### EXERCISE DIRECTIONS
Resume the passage below on progesterone receptor modulators and cancer, continuing from its last sentence.

### SELECTED EXCERPT

● ● ●

There were three different types of PR modulators developed. Type I modulators promote DNA binding and inhibit phosphorylation [9]. Type II modulators promote DNA binding and promote PR phosphorylation [9]. Type III modulators also promote DNA binding, similar to types I and II, but also recruit co-repressors, and more strongly promote PR phosphorylation than type II modulators [9]. Examples of type 1, type II and type III modulators are onapristone, mifepristone, and lonaprisan respectively [9]. The first PR modulator approval for pharmaceutical use was mifepristone, but it was approved for therapeutic abortion [10].

Membrane progesterone receptors (mPRs)

In contrast to nPRs, mPRs belong to the P and adipoQ receptor (PAQR) family [11]. The five mPR members vary in length from 330 to 377 amino acids [11]. Whereas activation of nPRs is a slow process, mPRs are normally responsible for rapid signaling [8]. They are widely distributed in several organs including, but not limited to, brain, lung, kidney, colon, reproductive tissue, and the immune system [12,13]. Nevertheless, activation of the nPR can lead to rapid signaling action in seconds or minutes by activating mPRs by cross-talk [8,13]. This rapid action activation is very important in subsequent rapid activation of cytoplasmic or membrane associated protein kinases and downstream signaling cascades [14]. In turn, these kinases modify regulatory sites on both the mPR and nPR and their coregulators thereby integrating rapid nongenomic actions of the mPR and slow genomic actions of the nPR [15,16].

PR modulators for treating cancer
PR modulators for treating human cancers positive for the nPR

At first anti-cancer drugs were aimed at inhibiting rapidly growing cancer cells with the hope that these drugs could kill the cancers cells with less damage to the normal cells because normal cells grow at a slower rate. These drugs are still the backbone of chemotherapy, but the cancer eventually develops resistance, and these drugs are generally associated with significant side effects.

● ● ●

### GIVEN RECORDS
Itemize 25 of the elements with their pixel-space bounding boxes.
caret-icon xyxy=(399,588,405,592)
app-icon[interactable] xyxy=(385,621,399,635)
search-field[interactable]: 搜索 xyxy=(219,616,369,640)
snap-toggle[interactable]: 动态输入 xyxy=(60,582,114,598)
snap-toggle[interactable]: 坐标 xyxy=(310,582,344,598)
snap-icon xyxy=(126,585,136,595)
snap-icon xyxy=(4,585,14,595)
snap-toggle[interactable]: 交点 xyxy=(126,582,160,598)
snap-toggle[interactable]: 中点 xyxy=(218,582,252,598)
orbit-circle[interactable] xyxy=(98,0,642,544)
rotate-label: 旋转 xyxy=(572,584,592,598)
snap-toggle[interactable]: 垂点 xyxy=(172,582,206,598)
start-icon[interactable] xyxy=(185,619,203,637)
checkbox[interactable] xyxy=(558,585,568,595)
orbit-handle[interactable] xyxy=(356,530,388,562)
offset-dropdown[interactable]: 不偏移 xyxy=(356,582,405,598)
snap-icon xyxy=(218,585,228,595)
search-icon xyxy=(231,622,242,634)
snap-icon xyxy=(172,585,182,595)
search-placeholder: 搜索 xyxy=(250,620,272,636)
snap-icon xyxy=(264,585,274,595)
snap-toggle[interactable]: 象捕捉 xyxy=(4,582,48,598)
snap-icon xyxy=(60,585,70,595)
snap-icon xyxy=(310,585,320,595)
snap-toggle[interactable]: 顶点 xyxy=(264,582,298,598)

● ● ●

### REPLY
The hope for better anti-cancer drugs is to find a critical molecule needed for cancer to proliferate but not critical to human health. Thus, with the demonstration of the presence of estrogen receptors (ER), and with the lack of critical need for the ER for human normal life, ER modulators e.g., tamoxifen, have been used extensively in treating hormone receptors (HR) positive breast cancer hoping that the ER is essential for breast cancer growth. The ER is involved in the development of the PR, thus with success with ER modulators it was logical to try PR modulators for cancer therapy. The caveat, however, was the possibility that suppressing the nPR activity may negate the beneficial effect of the nPR, and either show no benefit or even enhance the spread of cancer. Mifepristone was the PR modulator used in most of the clinical trials. Unfortunately, the results with mifepristone (type II PR modulator) were disappointing for breast cancer trials [17,18]. The type I PR modulator onapristone provided slightly better results in a metastatic breast cancer study where 56% showed a partial response and 27% had stable disease [19]. It is not clear if onapristone may be a better drug than mifepristone, or could it be because the study used metastatic breast cancer patients with the possibility that with advanced cancer possibly the nPR was either lost or markedly reduced. However, because of liver enzyme elevation, the drug never made it to the pharmaceutical market. Recently the rights to onapristone have been purchased by a small start-up company and its efficacy for nPR positive breast cancer is being re-evaluated.

The dosages of mifepristone were generally between 200-400 mg daily. Again, disappointing results were found for recurrent cisplatin and paclitaxel resistant ovarian epithelial cancer. One study showed a response in one study in 25% of the patients but, a subsequent study was not able to corroborate these luke-warm results nor was any benefit found for peritoneal or fallopian tube malignancies with only one of 22 showing partial remission and 15 of 22 showing cancer progression [20,21].

Mifepristone failed to show any benefit either for advanced or recurrent endometrial adenocarcinoma or low-grade sarcoma where cancer progression was found in 75% of the patients after eight weeks of treatment (22). Furthermore, not one woman had a complete remission, or for that matter, even a partial remission [22]. Thus, the oncologic community and pharmaceutical companies lost interest in PR modulators for treating cancer.

The use of PR modulators for cancers devoid of the classical nPR.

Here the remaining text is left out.